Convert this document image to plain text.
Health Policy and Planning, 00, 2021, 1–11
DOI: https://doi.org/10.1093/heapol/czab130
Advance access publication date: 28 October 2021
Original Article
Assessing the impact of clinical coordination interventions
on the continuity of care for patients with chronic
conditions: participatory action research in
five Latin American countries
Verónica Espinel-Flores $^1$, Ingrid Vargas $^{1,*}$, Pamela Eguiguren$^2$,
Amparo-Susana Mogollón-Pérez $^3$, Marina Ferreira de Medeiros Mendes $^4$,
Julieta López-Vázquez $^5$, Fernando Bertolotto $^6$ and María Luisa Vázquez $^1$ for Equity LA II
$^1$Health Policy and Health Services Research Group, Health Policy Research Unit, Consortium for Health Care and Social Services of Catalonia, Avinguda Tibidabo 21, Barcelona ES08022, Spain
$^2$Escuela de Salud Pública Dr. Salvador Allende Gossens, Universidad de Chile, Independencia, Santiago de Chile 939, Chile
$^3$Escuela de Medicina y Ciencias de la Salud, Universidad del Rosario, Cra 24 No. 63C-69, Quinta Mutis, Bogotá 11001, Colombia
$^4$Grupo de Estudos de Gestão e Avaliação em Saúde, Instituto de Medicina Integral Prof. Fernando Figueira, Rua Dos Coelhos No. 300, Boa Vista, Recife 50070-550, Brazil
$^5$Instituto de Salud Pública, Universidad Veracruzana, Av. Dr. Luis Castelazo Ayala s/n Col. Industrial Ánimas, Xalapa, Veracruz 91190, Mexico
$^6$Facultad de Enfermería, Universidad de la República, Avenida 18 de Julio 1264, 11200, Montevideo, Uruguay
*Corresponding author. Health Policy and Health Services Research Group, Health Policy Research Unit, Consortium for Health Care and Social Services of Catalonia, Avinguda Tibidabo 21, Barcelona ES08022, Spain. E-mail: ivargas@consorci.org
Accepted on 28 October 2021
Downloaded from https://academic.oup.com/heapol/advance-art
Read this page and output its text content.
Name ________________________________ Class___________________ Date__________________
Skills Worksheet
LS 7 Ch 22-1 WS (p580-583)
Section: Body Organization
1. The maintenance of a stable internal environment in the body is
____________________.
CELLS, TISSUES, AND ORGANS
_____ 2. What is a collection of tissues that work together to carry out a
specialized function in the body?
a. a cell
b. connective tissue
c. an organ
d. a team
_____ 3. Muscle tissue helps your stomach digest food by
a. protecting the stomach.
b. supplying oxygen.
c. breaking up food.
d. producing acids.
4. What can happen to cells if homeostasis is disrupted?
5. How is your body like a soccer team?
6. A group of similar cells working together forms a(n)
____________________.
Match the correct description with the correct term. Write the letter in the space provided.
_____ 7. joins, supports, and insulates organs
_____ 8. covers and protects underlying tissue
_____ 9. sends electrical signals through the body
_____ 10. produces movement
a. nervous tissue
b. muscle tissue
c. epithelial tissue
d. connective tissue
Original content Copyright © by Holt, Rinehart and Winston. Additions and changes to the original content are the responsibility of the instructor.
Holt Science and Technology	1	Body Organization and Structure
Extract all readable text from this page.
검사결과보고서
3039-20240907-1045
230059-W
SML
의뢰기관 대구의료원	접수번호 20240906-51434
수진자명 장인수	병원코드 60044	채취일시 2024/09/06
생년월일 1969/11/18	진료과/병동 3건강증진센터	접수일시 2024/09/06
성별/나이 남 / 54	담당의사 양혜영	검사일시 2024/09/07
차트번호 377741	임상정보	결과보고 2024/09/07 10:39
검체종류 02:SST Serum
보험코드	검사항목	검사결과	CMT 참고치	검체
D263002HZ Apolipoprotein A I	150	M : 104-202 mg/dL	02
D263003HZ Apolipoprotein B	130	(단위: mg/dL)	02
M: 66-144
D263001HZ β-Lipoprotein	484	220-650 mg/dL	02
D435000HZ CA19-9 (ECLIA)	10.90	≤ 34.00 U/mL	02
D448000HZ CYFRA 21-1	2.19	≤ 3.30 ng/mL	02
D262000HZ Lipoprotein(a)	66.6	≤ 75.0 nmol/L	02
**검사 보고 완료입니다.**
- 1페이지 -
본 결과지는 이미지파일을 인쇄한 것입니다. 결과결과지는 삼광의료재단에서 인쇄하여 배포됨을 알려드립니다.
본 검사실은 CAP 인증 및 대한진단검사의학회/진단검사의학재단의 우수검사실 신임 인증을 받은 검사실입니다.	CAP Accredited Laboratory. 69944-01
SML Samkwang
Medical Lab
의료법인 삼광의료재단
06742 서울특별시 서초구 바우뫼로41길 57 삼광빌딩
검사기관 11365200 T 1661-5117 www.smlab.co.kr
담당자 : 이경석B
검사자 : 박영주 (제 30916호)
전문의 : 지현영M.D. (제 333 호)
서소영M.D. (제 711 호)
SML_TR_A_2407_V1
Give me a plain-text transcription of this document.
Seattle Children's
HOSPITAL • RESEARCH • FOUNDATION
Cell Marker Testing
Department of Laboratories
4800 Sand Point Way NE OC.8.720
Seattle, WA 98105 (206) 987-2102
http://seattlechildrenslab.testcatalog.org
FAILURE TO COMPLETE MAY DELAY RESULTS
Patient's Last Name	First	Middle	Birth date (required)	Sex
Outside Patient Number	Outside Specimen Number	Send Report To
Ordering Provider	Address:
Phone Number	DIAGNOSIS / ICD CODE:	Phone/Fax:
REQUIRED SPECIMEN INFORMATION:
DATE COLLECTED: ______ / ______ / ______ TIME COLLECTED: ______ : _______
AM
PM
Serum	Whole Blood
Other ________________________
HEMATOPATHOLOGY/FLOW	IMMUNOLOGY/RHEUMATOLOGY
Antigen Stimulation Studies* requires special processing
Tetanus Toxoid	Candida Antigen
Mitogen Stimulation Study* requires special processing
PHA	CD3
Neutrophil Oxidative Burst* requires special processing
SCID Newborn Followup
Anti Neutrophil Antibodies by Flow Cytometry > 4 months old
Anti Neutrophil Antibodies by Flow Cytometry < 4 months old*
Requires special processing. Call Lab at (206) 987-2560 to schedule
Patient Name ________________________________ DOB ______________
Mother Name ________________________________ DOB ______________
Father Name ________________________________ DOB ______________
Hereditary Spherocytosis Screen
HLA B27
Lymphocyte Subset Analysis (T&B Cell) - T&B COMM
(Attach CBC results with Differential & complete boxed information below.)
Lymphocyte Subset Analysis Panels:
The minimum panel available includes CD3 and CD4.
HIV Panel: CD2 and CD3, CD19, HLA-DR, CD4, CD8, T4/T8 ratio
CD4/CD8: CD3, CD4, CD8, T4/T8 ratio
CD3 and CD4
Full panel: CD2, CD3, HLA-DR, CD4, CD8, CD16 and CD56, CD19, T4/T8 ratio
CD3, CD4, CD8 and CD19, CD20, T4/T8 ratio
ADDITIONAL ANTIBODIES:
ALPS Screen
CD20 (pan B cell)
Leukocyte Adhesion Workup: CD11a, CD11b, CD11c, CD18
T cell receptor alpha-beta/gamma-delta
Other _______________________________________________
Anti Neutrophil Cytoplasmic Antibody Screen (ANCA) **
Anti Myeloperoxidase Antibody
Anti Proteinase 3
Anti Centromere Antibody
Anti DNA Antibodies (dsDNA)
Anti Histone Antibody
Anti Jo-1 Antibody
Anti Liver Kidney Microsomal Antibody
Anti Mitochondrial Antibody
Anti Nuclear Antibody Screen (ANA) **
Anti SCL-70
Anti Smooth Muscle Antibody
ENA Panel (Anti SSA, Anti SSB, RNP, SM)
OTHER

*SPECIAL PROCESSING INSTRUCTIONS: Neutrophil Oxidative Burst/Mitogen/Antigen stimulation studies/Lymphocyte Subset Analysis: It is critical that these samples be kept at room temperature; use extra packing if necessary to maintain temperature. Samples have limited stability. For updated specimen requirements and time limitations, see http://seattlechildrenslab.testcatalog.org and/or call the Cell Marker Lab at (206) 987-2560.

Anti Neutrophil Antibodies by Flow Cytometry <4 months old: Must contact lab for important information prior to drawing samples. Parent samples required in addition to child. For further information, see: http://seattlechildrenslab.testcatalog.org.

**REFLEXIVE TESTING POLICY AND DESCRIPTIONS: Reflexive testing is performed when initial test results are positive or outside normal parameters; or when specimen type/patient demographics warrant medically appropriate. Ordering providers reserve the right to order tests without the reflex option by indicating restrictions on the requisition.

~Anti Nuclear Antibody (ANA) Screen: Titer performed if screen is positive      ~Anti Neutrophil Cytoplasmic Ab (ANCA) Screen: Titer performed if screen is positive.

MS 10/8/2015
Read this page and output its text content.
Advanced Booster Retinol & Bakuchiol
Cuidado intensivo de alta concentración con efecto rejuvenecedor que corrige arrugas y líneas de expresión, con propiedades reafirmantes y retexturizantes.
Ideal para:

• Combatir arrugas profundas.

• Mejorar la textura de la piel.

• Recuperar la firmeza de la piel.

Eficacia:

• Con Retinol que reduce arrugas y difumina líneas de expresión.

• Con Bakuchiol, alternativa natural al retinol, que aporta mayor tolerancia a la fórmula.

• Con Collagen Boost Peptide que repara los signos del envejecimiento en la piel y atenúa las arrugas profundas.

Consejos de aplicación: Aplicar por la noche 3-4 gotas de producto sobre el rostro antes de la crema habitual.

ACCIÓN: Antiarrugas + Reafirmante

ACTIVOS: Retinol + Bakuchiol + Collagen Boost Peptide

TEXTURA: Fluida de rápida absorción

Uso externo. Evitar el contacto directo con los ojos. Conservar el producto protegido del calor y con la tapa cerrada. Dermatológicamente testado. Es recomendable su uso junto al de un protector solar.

- - -

Your goal - Return, from the data above, each line in which the string "plain" appears.

The completed task -
Convert this document image to plain text.
Give me a plain-text transcription of this document.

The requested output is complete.